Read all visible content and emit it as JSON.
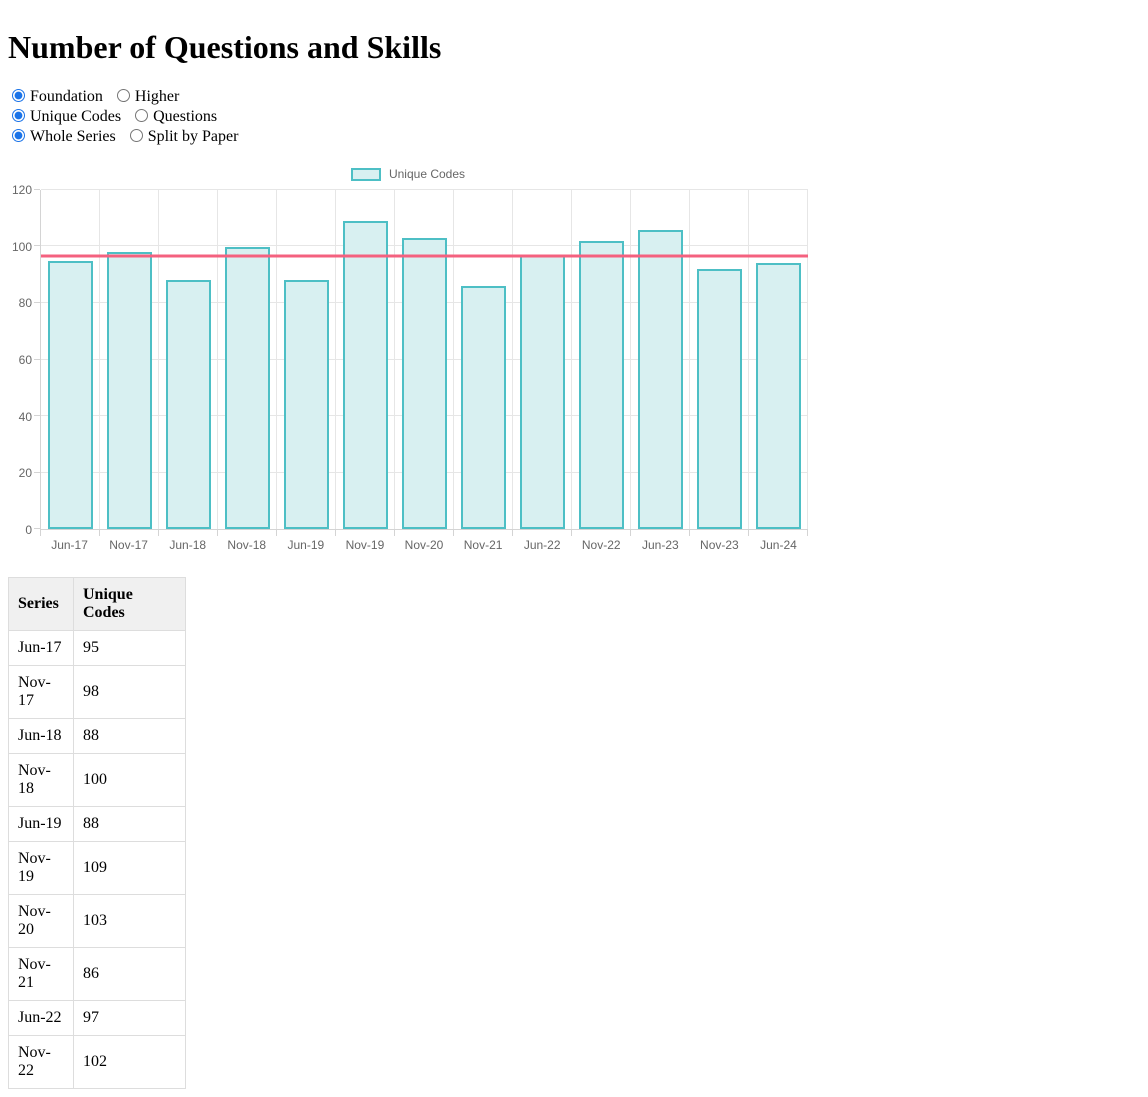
{
  "title": "Number of Questions and Skills",
  "controls": {
    "groups": [
      {
        "name": "tier",
        "options": [
          {
            "label": "Foundation",
            "selected": true
          },
          {
            "label": "Higher",
            "selected": false
          }
        ]
      },
      {
        "name": "metric",
        "options": [
          {
            "label": "Unique Codes",
            "selected": true
          },
          {
            "label": "Questions",
            "selected": false
          }
        ]
      },
      {
        "name": "series-mode",
        "options": [
          {
            "label": "Whole Series",
            "selected": true
          },
          {
            "label": "Split by Paper",
            "selected": false
          }
        ]
      }
    ]
  },
  "chart_data": {
    "type": "bar",
    "title": "",
    "legend": "Unique Codes",
    "legend_position": "top",
    "categories": [
      "Jun-17",
      "Nov-17",
      "Jun-18",
      "Nov-18",
      "Jun-19",
      "Nov-19",
      "Nov-20",
      "Nov-21",
      "Jun-22",
      "Nov-22",
      "Jun-23",
      "Nov-23",
      "Jun-24"
    ],
    "values": [
      95,
      98,
      88,
      100,
      88,
      109,
      103,
      86,
      97,
      102,
      106,
      92,
      94
    ],
    "xlabel": "",
    "ylabel": "",
    "ylim": [
      0,
      120
    ],
    "yticks": [
      0,
      20,
      40,
      60,
      80,
      100,
      120
    ],
    "grid": true,
    "average_line": 96.8,
    "colors": {
      "bar_fill": "#d8f0f1",
      "bar_border": "#4dbfc5",
      "average_line": "#f4617f",
      "gridline": "#e6e6e6",
      "axis": "#d4d4d4",
      "tick_text": "#666666"
    }
  },
  "table": {
    "columns": [
      "Series",
      "Unique Codes"
    ],
    "rows": [
      [
        "Jun-17",
        "95"
      ],
      [
        "Nov-17",
        "98"
      ],
      [
        "Jun-18",
        "88"
      ],
      [
        "Nov-18",
        "100"
      ],
      [
        "Jun-19",
        "88"
      ],
      [
        "Nov-19",
        "109"
      ],
      [
        "Nov-20",
        "103"
      ],
      [
        "Nov-21",
        "86"
      ],
      [
        "Jun-22",
        "97"
      ],
      [
        "Nov-22",
        "102"
      ]
    ]
  }
}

**Instruction**
Which lines hold the word "title"? Copy every one of them.

**Result of this exercise**
  "title": "Number of Questions and Skills",
    "title": "",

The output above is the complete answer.